Selected passage:
Darryl Walker is scheduled to present FAR PART 31 Cost Principles to our clients on September 26, 2006 at Beason & Nalley.

Don Nalley presented Buying and Selling Your Business at the Business Expo 2006 held at the VBC.

Beason & Nalley participated in the SMDC (Space Missile & Defense Conference) exhibition held at the VBC in Huntsville on August 15, 16 and 17.

Beason & Nalley will host the Deltek GCS Premier® Time Collection class on September 6 and 7. Payroll and HR Processing classes will be held in October.

Stephanie Kingsford attended the 2006 Unending Changes, Some Good, Some Bad, Seminar presented in Birmingham by AmSouth Bank.

Don Nalley, Cindy Hill, Matthew Capone and Stephanie Kingsford attended the Barebones Tax Update sponsored by The Alabama Society of CPAs at the Huntsville Marriott.

Thanks to Denise Miles and Matt Capone for participating in the MDA fundraiser, they were both “arrested” for the cause, and together raised nearly $2000 in “bail money”.

Welcome to Casi Edwards who is joining the Audit Department as a Consultant.

Sympathies are extended to Mike Woeber and his family in the loss of his Mother, Claudia Woeber.

(Raw records)
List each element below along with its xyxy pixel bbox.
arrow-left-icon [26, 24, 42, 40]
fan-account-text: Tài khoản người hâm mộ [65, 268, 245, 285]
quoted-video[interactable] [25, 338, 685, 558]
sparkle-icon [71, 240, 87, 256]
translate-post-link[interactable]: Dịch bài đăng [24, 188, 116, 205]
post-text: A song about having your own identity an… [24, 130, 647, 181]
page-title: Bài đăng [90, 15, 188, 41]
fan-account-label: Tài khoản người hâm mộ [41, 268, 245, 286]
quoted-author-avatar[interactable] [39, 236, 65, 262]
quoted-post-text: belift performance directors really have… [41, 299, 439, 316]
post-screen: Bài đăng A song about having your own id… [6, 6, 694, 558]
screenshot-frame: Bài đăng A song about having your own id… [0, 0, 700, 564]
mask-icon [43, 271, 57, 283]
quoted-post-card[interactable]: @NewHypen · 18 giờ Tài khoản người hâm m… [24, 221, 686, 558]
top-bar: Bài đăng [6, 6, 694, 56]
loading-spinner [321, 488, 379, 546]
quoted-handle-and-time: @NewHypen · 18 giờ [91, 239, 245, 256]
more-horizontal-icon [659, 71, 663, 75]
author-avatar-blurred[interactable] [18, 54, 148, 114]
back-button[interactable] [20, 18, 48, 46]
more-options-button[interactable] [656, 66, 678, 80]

Task list:
**1)** In the firm news, rewrite the paragraph that begins "Don Nalley, Cindy Hill, Matthew Capone" as a short bulleted list that keeps the event, its sponsor, its location and the attendees.
**2)** According to the firm news, which bank presented the seminar that Stephanie Kingsford attended in Birmingham?
**3)** List every date or month the firm news gives for an event.
The listing comes from a separate source.

Written responses:
**1)**
- Event: Barebones Tax Update
- Sponsor: The Alabama Society of CPAs
- Location: Huntsville Marriott
- Attendees: Don Nalley, Cindy Hill, Matthew Capone, Stephanie Kingsford

**2)** AmSouth Bank.

**3)**
- September 26, 2006
- August 15, 16 and 17
- September 6 and 7
- October